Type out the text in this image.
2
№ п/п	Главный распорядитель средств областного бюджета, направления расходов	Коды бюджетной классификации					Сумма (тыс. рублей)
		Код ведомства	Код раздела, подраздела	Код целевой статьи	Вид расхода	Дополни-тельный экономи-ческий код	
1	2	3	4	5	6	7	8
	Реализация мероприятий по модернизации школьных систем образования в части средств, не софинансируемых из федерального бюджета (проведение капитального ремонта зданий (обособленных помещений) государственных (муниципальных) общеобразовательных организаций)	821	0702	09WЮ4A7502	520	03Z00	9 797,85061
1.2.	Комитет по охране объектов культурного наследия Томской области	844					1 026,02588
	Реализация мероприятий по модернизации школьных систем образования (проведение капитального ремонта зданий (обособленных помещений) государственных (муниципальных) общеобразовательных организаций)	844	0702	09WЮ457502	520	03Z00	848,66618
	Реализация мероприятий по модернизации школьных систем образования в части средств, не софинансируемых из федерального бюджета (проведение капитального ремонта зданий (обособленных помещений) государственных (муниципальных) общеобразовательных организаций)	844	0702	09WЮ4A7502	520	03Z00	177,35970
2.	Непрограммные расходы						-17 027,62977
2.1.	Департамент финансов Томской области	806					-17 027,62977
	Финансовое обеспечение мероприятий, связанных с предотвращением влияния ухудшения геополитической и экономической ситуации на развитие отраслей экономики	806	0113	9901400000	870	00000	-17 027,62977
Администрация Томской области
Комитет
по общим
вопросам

━━━

• **The request**: Copy the material above verbatim.

• **The completed task**:
Type out the text in this image.
2
№ п/п	Главный распорядитель средств областного бюджета, направления расходов	Коды бюджетной классификации					Сумма (тыс. рублей)
		Код ведомства	Код раздела, подраздела	Код целевой статьи	Вид расхода	Дополни-тельный экономи-ческий код	
1	2	3	4	5	6	7	8
	Реализация мероприятий по модернизации школьных систем образования в части средств, не софинансируемых из федерального бюджета (проведение капитального ремонта зданий (обособленных помещений) государственных (муниципальных) общеобразовательных организаций)	821	0702	09WЮ4A7502	520	03Z00	9 797,85061
1.2.	Комитет по охране объектов культурного наследия Томской области	844					1 026,02588
	Реализация мероприятий по модернизации школьных систем образования (проведение капитального ремонта зданий (обособленных помещений) государственных (муниципальных) общеобразовательных организаций)	844	0702	09WЮ457502	520	03Z00	848,66618
	Реализация мероприятий по модернизации школьных систем образования в части средств, не софинансируемых из федерального бюджета (проведение капитального ремонта зданий (обособленных помещений) государственных (муниципальных) общеобразовательных организаций)	844	0702	09WЮ4A7502	520	03Z00	177,35970
2.	Непрограммные расходы						-17 027,62977
2.1.	Департамент финансов Томской области	806					-17 027,62977
	Финансовое обеспечение мероприятий, связанных с предотвращением влияния ухудшения геополитической и экономической ситуации на развитие отраслей экономики	806	0113	9901400000	870	00000	-17 027,62977
Администрация Томской области
Комитет
по общим
вопросам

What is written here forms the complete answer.